- [WRITTEN TASK] Transcribe the entries exactly; images are not part of the copy.

- [THE RECORDS]
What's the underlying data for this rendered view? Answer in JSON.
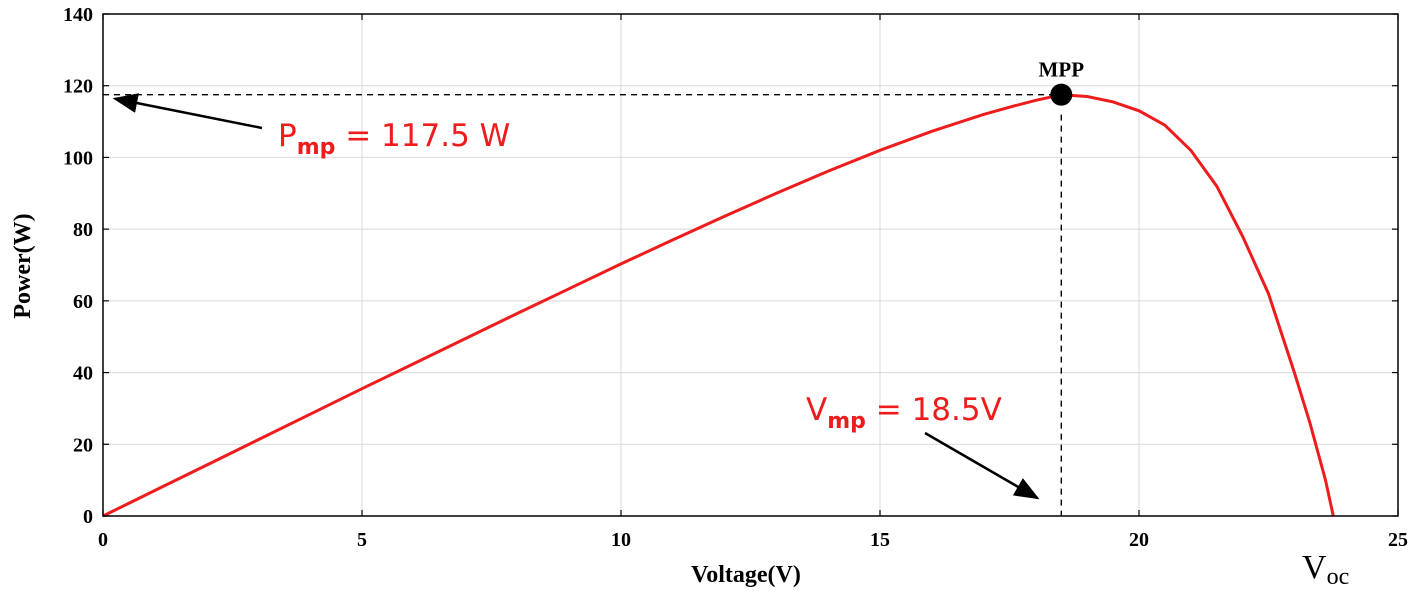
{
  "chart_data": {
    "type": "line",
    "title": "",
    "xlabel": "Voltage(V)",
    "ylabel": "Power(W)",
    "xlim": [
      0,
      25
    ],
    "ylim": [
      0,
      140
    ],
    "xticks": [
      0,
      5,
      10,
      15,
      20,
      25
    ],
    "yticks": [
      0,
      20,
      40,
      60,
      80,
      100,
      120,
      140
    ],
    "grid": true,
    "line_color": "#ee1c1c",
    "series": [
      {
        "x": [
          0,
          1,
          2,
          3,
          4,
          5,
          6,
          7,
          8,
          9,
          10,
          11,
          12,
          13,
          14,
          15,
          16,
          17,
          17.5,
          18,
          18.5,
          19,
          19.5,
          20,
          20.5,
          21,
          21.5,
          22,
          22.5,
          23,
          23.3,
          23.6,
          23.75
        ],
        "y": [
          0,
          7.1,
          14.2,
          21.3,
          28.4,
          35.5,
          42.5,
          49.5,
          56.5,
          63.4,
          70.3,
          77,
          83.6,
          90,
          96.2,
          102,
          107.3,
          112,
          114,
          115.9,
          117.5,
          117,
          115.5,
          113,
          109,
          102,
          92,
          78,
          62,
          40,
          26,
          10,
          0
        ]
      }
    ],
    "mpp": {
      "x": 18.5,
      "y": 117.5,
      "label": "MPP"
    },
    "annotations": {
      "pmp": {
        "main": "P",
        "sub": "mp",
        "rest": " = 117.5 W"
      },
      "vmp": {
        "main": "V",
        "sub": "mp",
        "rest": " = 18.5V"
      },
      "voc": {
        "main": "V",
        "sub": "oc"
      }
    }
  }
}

- [ANSWER BELOW]
What's the underlying data for this rendered view? Answer in JSON.
{
  "chart_data": {
    "type": "line",
    "title": "",
    "xlabel": "Voltage(V)",
    "ylabel": "Power(W)",
    "xlim": [
      0,
      25
    ],
    "ylim": [
      0,
      140
    ],
    "xticks": [
      0,
      5,
      10,
      15,
      20,
      25
    ],
    "yticks": [
      0,
      20,
      40,
      60,
      80,
      100,
      120,
      140
    ],
    "grid": true,
    "line_color": "#ee1c1c",
    "series": [
      {
        "x": [
          0,
          1,
          2,
          3,
          4,
          5,
          6,
          7,
          8,
          9,
          10,
          11,
          12,
          13,
          14,
          15,
          16,
          17,
          17.5,
          18,
          18.5,
          19,
          19.5,
          20,
          20.5,
          21,
          21.5,
          22,
          22.5,
          23,
          23.3,
          23.6,
          23.75
        ],
        "y": [
          0,
          7.1,
          14.2,
          21.3,
          28.4,
          35.5,
          42.5,
          49.5,
          56.5,
          63.4,
          70.3,
          77,
          83.6,
          90,
          96.2,
          102,
          107.3,
          112,
          114,
          115.9,
          117.5,
          117,
          115.5,
          113,
          109,
          102,
          92,
          78,
          62,
          40,
          26,
          10,
          0
        ]
      }
    ],
    "mpp": {
      "x": 18.5,
      "y": 117.5,
      "label": "MPP"
    },
    "annotations": {
      "pmp": {
        "main": "P",
        "sub": "mp",
        "rest": " = 117.5 W"
      },
      "vmp": {
        "main": "V",
        "sub": "mp",
        "rest": " = 18.5V"
      },
      "voc": {
        "main": "V",
        "sub": "oc"
      }
    }
  }
}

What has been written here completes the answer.